* Exercise goal: Please quote every line word for word.

* Task data:
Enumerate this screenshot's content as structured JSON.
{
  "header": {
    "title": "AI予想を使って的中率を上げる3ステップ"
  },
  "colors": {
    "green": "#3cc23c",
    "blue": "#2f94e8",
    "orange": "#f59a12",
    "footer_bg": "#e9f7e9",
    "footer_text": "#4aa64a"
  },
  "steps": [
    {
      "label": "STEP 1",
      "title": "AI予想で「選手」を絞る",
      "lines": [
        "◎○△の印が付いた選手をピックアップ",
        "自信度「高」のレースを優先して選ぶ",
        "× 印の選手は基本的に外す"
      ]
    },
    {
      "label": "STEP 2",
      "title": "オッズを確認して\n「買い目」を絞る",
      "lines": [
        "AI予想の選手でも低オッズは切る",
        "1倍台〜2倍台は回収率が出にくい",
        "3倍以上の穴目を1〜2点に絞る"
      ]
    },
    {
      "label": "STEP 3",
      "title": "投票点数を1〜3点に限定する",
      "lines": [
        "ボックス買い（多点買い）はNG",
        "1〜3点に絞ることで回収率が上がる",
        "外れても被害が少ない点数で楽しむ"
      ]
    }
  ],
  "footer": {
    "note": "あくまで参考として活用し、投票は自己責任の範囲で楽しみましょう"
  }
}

* The completed task:
Enumerate this screenshot's content as structured JSON.
{
  "header": {
    "title": "AI予想を使って的中率を上げる3ステップ"
  },
  "colors": {
    "green": "#3cc23c",
    "blue": "#2f94e8",
    "orange": "#f59a12",
    "footer_bg": "#e9f7e9",
    "footer_text": "#4aa64a"
  },
  "steps": [
    {
      "label": "STEP 1",
      "title": "AI予想で「選手」を絞る",
      "lines": [
        "◎○△の印が付いた選手をピックアップ",
        "自信度「高」のレースを優先して選ぶ",
        "× 印の選手は基本的に外す"
      ]
    },
    {
      "label": "STEP 2",
      "title": "オッズを確認して\n「買い目」を絞る",
      "lines": [
        "AI予想の選手でも低オッズは切る",
        "1倍台〜2倍台は回収率が出にくい",
        "3倍以上の穴目を1〜2点に絞る"
      ]
    },
    {
      "label": "STEP 3",
      "title": "投票点数を1〜3点に限定する",
      "lines": [
        "ボックス買い（多点買い）はNG",
        "1〜3点に絞ることで回収率が上がる",
        "外れても被害が少ない点数で楽しむ"
      ]
    }
  ],
  "footer": {
    "note": "あくまで参考として活用し、投票は自己責任の範囲で楽しみましょう"
  }
}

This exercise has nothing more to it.